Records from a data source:
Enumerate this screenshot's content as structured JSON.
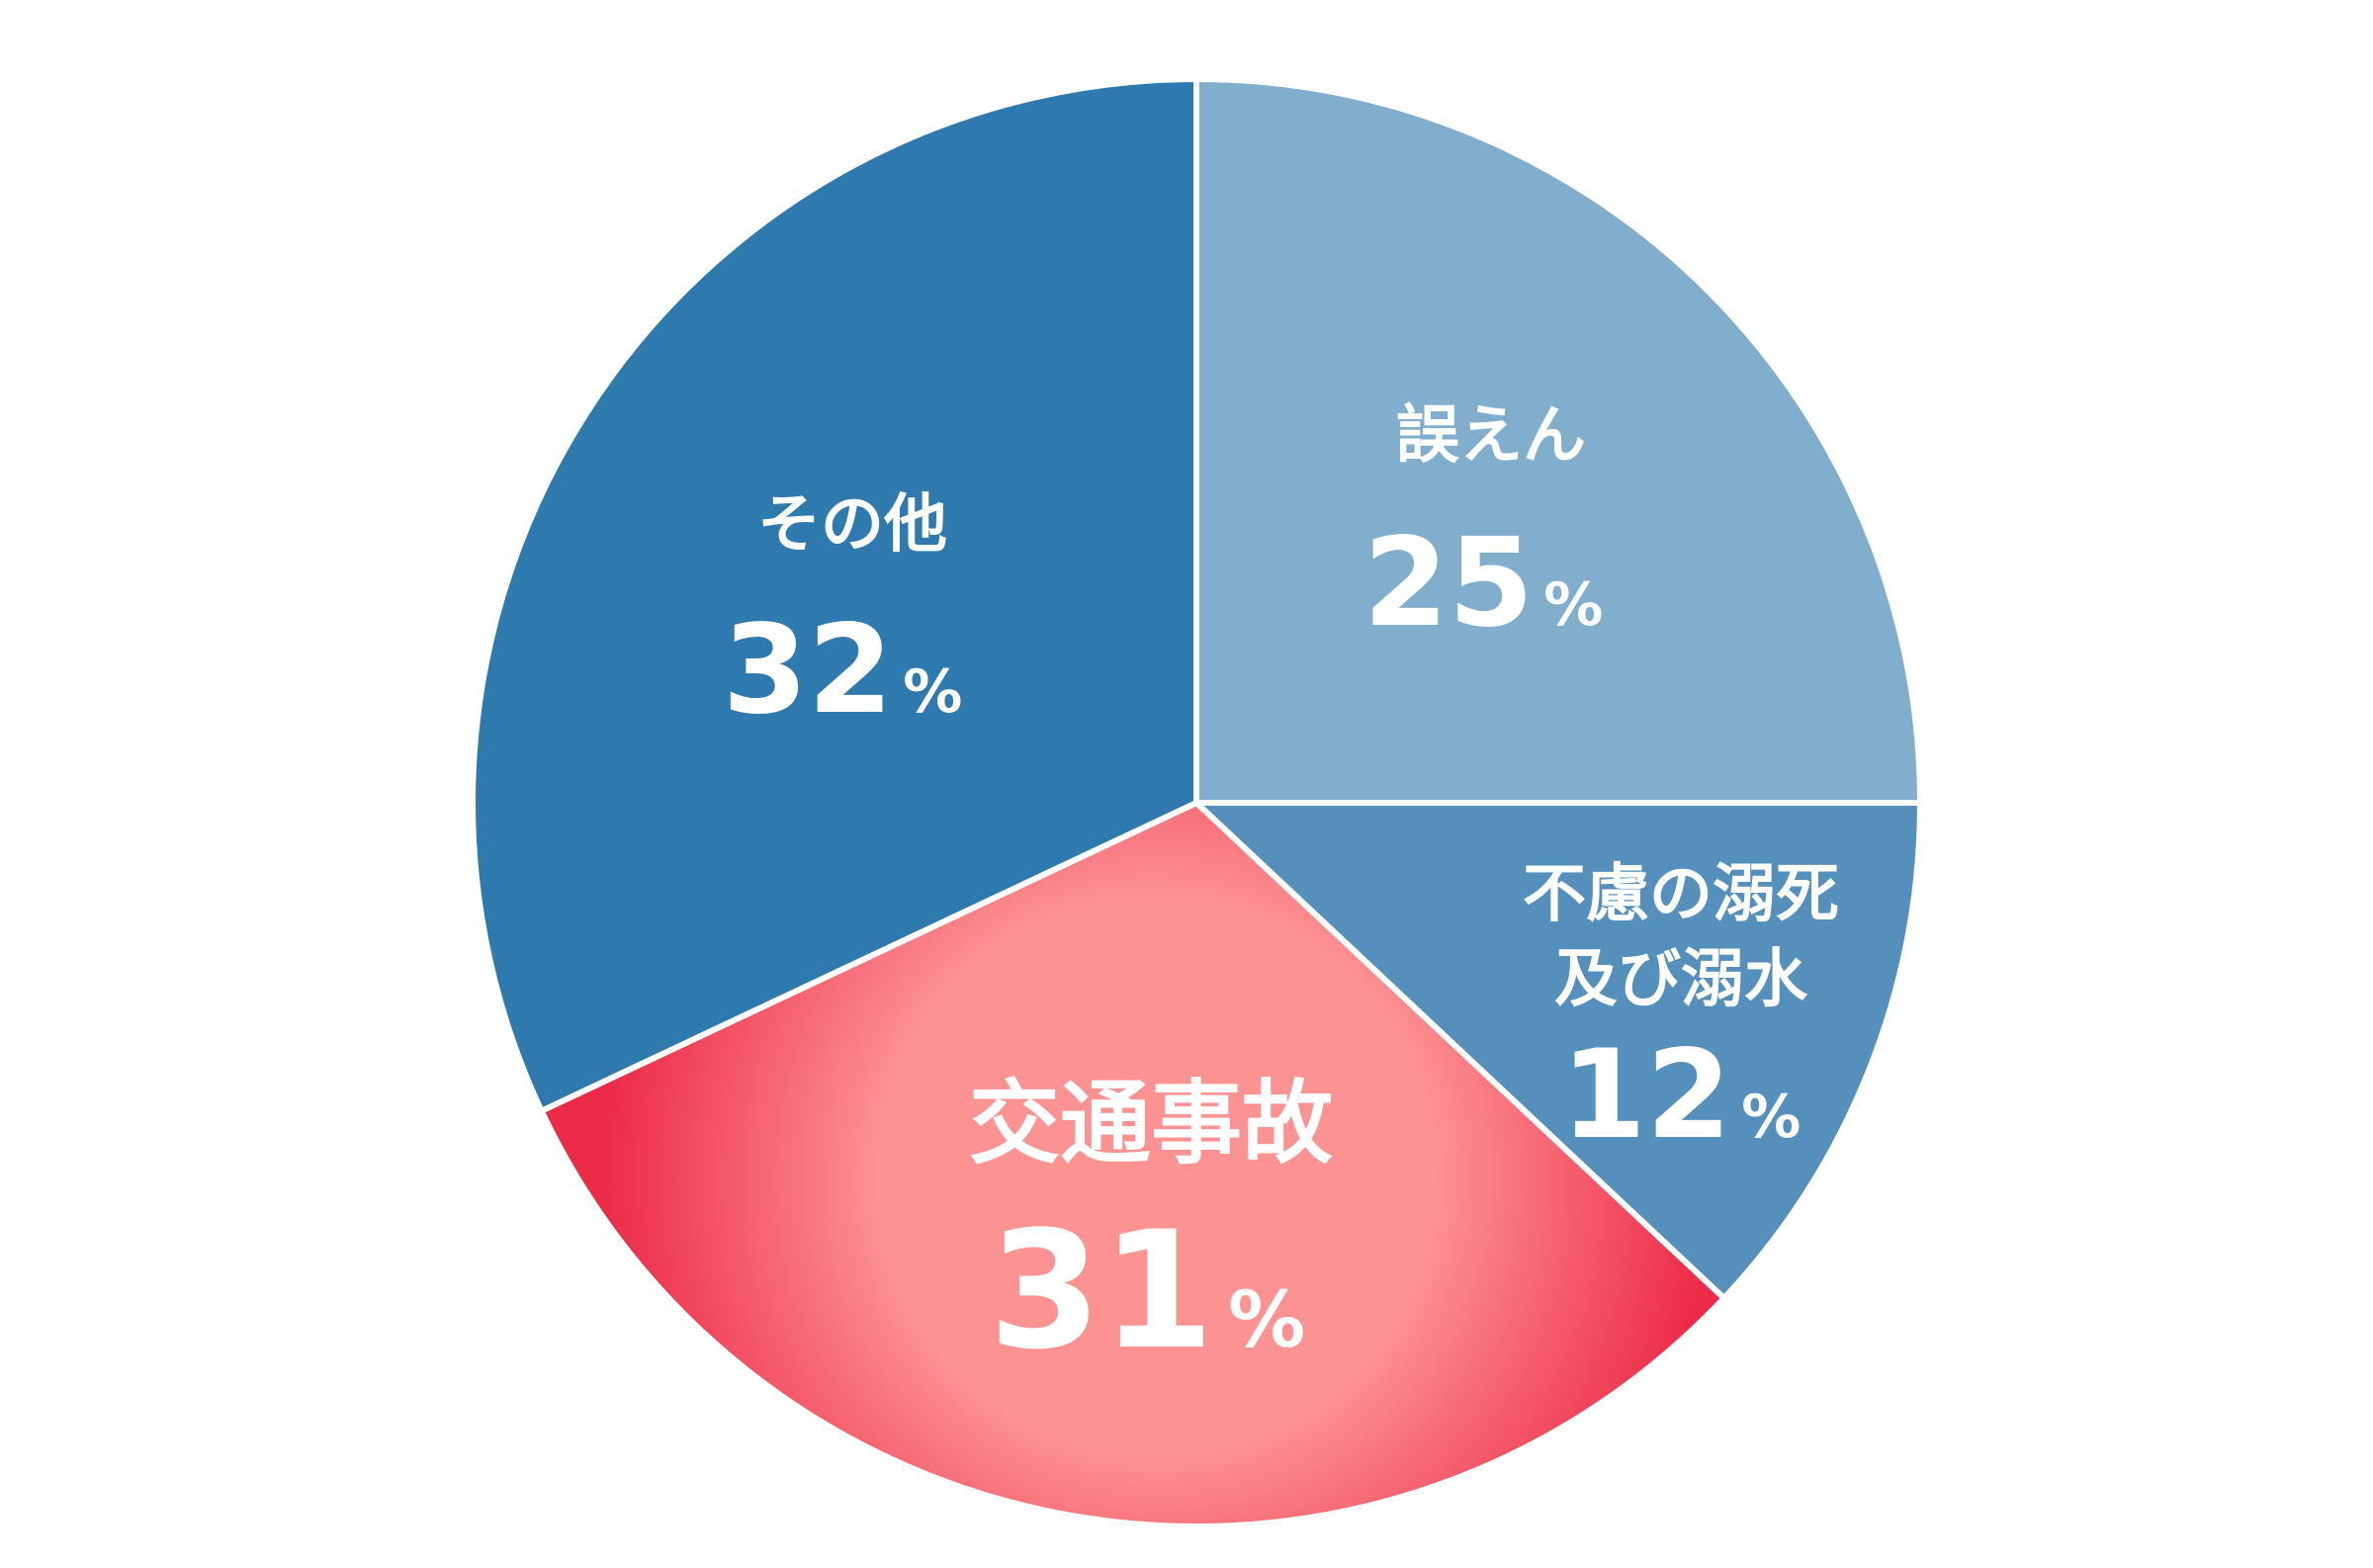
{
  "chart_data": {
    "type": "pie",
    "title": "",
    "start": "top",
    "direction": "clockwise",
    "slices": [
      {
        "name": "誤えん",
        "value": 25,
        "value_label": "25",
        "unit": "%",
        "color": "#82aecd",
        "highlight": false
      },
      {
        "name": "不慮の溺死及び溺水",
        "lines": [
          "不慮の溺死",
          "及び溺水"
        ],
        "value": 12,
        "value_label": "12",
        "unit": "%",
        "color": "#5590bd",
        "highlight": false
      },
      {
        "name": "交通事故",
        "value": 31,
        "value_label": "31",
        "unit": "%",
        "color": "#fd9293",
        "edge_color": "#ec2b48",
        "highlight": true
      },
      {
        "name": "その他",
        "value": 32,
        "value_label": "32",
        "unit": "%",
        "color": "#2e7aae",
        "highlight": false
      }
    ]
  }
}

SHORT EXERCISE |
Copy out every line in the listing where the word "name" appears.

ANSWER FOR THIS EXERCISE |
        "name": "誤えん",
        "name": "不慮の溺死及び溺水",
        "name": "交通事故",
        "name": "その他",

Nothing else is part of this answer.